Short exercise
For this exercise, copy out each line of the material below that includes "Apparel".

━━ Data excerpts

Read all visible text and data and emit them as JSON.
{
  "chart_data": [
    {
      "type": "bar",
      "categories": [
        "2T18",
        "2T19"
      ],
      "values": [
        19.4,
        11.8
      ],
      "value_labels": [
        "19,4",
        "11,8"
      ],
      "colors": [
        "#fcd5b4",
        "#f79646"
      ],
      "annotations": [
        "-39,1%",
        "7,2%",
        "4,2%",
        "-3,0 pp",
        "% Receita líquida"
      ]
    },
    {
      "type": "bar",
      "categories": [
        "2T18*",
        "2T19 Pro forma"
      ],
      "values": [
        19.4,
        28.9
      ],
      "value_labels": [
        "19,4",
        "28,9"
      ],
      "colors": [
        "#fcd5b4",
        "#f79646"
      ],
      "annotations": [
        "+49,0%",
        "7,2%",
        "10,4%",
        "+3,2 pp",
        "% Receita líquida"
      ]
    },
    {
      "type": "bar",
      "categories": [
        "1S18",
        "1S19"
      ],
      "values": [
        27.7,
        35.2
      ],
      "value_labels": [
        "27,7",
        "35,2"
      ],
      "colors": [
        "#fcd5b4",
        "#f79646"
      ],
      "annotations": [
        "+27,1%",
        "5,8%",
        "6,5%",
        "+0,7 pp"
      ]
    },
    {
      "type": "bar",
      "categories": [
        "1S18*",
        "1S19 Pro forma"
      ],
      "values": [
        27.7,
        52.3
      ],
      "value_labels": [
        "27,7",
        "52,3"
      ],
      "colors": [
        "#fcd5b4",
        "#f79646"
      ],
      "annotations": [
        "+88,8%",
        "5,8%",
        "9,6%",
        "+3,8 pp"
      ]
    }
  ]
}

━━━━
━━ Data excerpts

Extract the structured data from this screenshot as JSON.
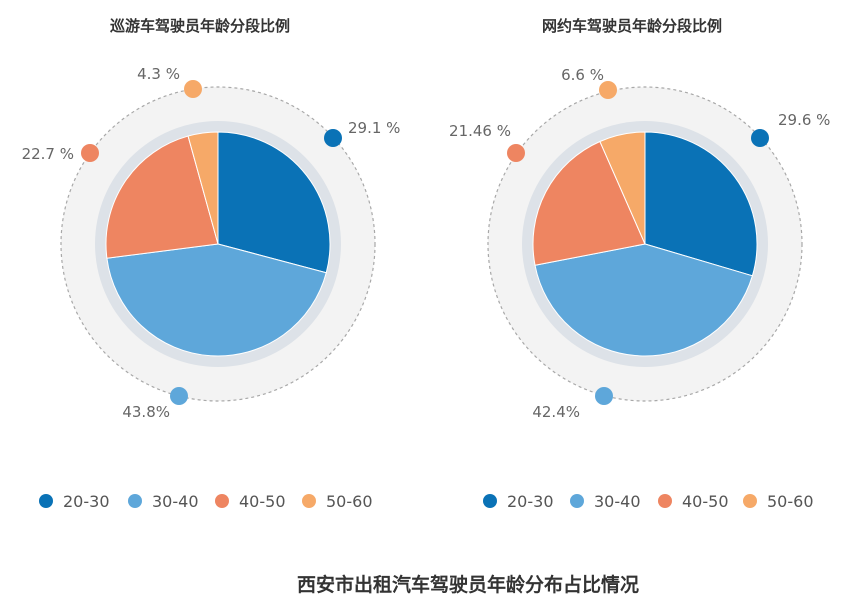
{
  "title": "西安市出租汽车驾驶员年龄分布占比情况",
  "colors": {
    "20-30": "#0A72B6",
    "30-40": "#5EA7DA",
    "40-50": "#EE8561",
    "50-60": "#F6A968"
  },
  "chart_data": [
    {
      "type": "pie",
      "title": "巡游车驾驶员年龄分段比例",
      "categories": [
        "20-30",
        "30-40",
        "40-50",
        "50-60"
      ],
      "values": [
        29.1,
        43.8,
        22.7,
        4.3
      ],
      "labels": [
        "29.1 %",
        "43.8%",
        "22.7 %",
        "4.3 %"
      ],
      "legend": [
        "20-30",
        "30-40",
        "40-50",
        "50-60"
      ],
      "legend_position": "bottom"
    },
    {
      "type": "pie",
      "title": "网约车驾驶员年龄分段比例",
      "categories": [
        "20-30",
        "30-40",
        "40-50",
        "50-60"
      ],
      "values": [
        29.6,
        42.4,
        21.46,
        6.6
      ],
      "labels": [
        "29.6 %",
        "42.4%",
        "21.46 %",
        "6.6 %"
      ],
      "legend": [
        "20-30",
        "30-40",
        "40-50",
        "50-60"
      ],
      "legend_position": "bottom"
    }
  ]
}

━━━━
━━ Data excerpts

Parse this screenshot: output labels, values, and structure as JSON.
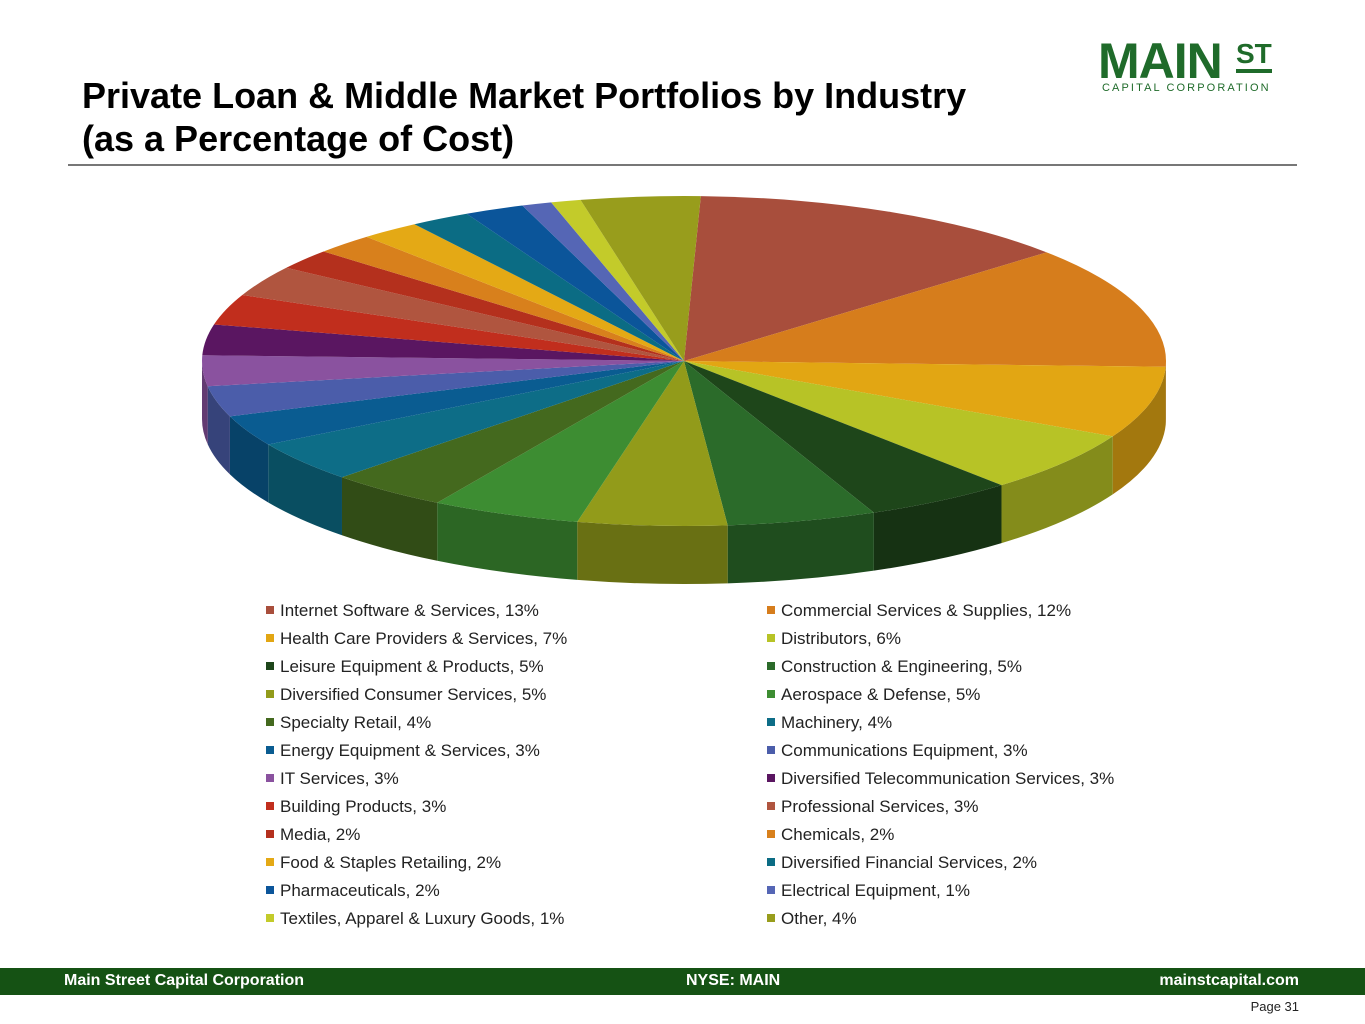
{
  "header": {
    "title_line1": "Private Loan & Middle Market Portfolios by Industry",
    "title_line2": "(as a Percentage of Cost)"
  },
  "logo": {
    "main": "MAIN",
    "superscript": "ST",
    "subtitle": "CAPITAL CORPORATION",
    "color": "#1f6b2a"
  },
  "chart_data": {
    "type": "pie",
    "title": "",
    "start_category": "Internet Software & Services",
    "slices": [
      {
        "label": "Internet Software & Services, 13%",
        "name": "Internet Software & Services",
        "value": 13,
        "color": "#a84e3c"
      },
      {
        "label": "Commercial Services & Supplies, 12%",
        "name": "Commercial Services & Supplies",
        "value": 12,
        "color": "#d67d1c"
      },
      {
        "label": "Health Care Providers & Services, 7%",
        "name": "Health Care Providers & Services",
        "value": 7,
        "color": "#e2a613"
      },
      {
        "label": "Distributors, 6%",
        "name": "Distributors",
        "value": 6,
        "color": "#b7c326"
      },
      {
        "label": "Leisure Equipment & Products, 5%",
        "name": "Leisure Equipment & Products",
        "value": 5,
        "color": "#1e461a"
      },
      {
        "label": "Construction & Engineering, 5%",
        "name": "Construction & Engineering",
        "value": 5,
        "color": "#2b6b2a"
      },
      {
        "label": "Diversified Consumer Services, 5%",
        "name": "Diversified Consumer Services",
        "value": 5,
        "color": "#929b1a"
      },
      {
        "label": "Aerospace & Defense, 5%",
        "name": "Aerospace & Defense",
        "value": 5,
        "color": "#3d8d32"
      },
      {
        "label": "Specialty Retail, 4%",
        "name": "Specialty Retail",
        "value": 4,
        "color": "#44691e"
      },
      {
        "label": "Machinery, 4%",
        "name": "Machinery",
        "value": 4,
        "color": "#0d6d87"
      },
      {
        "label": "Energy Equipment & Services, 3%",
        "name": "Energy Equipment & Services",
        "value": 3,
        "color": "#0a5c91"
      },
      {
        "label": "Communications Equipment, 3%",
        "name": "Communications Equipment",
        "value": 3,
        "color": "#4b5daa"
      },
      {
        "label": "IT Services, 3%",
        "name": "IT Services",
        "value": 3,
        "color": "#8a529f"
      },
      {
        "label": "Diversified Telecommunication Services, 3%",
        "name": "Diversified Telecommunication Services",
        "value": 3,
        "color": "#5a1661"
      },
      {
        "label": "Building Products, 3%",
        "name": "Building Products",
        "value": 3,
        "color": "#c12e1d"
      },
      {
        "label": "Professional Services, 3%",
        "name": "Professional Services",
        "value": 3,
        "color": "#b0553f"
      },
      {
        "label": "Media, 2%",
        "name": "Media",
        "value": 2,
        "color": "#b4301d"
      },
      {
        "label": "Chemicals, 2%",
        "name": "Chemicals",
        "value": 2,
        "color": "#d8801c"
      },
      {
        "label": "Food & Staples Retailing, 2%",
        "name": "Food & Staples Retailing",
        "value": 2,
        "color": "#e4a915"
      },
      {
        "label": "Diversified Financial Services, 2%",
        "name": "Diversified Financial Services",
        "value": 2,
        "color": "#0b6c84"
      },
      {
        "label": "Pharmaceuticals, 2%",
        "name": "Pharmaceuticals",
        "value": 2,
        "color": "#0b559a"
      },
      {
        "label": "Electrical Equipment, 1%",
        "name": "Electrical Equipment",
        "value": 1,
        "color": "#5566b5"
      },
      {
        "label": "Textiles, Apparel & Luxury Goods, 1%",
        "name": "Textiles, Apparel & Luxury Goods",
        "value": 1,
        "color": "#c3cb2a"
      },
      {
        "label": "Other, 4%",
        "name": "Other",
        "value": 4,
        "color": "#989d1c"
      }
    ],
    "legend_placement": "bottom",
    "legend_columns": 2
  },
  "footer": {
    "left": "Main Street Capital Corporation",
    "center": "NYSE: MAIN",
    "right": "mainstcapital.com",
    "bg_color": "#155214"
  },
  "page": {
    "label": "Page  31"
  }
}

━━━━

Result for this exercise
        "label": "Textiles, Apparel & Luxury Goods, 1%",
        "name": "Textiles, Apparel & Luxury Goods",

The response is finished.